WORKING DATA:

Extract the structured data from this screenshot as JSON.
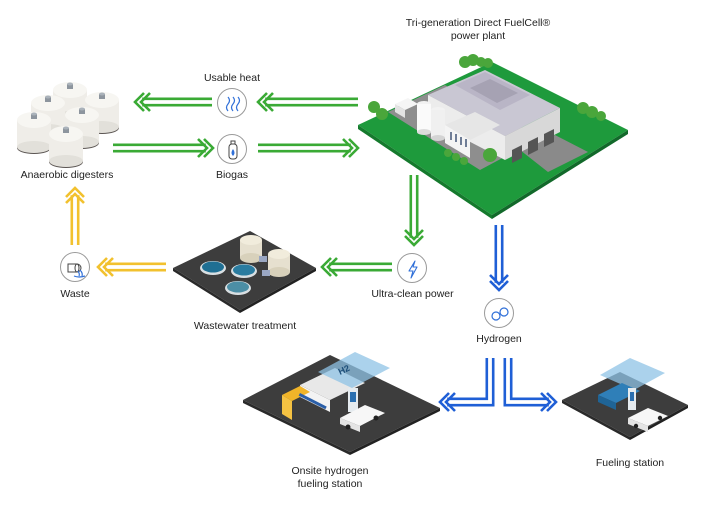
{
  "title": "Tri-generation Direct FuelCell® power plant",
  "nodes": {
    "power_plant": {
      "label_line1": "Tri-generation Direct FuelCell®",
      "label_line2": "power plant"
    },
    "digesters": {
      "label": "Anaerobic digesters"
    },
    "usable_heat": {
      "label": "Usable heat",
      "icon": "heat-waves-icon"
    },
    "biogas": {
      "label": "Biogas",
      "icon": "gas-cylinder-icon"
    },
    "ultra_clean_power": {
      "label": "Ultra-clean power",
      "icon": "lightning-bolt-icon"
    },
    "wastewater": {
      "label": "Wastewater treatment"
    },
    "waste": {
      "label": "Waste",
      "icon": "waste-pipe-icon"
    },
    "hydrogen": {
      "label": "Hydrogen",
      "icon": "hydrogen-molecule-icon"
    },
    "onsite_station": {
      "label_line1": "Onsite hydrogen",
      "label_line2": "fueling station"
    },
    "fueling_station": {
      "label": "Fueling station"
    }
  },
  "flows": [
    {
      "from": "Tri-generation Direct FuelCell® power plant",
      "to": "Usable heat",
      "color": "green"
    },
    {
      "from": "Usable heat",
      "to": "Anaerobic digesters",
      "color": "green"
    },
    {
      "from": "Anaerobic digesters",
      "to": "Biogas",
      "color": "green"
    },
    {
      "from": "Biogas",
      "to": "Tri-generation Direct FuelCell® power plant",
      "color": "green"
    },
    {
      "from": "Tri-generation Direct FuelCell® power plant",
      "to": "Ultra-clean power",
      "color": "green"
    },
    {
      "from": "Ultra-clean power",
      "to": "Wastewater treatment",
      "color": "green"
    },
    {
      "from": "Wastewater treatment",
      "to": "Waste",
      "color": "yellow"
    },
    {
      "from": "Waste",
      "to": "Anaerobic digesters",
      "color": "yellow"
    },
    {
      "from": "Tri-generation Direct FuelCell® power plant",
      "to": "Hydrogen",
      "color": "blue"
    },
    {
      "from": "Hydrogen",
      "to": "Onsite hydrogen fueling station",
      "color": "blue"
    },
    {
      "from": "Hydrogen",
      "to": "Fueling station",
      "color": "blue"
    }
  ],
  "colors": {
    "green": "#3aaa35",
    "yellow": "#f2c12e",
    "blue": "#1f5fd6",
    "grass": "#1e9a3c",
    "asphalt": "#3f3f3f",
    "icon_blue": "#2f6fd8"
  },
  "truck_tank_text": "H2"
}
--
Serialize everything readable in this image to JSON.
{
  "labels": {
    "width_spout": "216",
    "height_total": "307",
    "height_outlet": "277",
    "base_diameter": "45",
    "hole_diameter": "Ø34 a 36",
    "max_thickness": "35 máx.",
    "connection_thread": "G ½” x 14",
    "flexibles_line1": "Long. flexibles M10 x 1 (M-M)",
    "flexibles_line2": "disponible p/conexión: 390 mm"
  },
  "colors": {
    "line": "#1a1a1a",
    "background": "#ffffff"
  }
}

DESCRIPTION OF THE TASK:
Filter lines by "treatment" and return each hit.

RESPONSE BELOW:
      "label": "Wastewater treatment"
      "to": "Wastewater treatment",
      "from": "Wastewater treatment",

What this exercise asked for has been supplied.